Every line in the records below with the string "title" is to be copied out.

----

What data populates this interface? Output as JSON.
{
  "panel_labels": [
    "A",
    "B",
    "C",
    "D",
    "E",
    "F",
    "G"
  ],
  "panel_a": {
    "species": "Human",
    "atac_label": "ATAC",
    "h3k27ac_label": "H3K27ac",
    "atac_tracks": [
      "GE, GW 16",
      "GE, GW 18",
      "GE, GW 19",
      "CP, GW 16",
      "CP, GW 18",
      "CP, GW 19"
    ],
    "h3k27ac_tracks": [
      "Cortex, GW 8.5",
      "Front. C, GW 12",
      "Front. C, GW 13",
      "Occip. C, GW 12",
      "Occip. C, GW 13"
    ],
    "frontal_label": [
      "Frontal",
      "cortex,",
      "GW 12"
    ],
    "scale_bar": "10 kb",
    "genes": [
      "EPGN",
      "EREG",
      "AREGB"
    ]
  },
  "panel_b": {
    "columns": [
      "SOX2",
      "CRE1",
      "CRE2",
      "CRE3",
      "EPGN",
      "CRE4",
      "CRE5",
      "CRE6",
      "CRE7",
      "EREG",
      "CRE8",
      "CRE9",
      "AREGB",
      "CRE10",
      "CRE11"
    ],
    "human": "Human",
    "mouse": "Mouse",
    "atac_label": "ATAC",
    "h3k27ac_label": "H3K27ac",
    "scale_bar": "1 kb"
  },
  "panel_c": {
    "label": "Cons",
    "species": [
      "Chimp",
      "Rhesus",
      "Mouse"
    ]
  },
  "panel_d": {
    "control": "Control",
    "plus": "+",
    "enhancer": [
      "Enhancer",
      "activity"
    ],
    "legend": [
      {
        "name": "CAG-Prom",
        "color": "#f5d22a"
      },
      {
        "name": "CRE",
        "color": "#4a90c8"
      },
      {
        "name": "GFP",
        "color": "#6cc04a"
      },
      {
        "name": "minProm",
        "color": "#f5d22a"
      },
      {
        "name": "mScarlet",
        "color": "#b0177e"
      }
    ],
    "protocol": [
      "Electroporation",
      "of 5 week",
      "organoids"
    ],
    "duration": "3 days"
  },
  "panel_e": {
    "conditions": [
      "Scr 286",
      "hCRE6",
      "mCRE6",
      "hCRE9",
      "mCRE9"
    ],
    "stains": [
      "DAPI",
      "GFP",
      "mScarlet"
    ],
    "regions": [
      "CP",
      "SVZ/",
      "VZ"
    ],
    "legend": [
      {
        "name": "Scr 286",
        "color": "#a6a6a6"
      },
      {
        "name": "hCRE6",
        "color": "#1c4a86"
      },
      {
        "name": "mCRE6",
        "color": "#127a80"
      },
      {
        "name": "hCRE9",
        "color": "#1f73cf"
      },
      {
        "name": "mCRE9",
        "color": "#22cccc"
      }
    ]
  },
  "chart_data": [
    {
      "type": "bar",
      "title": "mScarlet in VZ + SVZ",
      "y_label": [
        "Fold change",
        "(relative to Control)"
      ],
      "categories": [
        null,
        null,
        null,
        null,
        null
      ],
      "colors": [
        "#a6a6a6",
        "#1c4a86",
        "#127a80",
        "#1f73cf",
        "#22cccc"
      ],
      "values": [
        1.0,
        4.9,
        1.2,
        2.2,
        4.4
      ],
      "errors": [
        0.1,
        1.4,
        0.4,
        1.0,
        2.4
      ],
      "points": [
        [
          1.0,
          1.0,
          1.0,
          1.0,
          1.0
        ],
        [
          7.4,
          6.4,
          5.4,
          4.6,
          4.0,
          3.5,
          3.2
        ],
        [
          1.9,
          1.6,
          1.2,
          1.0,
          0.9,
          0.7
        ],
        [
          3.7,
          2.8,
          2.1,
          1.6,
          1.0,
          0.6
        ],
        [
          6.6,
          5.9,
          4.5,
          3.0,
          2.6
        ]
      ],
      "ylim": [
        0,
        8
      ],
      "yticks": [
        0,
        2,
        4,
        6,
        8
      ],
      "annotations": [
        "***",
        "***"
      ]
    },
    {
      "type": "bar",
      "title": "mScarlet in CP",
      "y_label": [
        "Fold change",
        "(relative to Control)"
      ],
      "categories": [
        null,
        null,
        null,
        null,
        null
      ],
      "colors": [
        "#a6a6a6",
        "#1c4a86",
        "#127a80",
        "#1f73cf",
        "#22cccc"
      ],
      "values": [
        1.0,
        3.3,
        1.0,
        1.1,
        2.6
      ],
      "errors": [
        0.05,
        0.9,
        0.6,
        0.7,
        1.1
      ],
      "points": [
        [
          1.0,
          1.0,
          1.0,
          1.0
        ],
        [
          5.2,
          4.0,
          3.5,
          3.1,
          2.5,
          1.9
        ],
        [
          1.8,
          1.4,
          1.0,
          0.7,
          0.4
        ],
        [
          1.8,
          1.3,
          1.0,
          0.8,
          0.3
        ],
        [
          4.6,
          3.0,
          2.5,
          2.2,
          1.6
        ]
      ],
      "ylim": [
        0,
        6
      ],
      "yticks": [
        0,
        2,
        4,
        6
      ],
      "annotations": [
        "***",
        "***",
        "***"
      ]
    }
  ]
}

----

*ANSWER SPACE*:
      "title": "mScarlet in VZ + SVZ",
      "title": "mScarlet in CP",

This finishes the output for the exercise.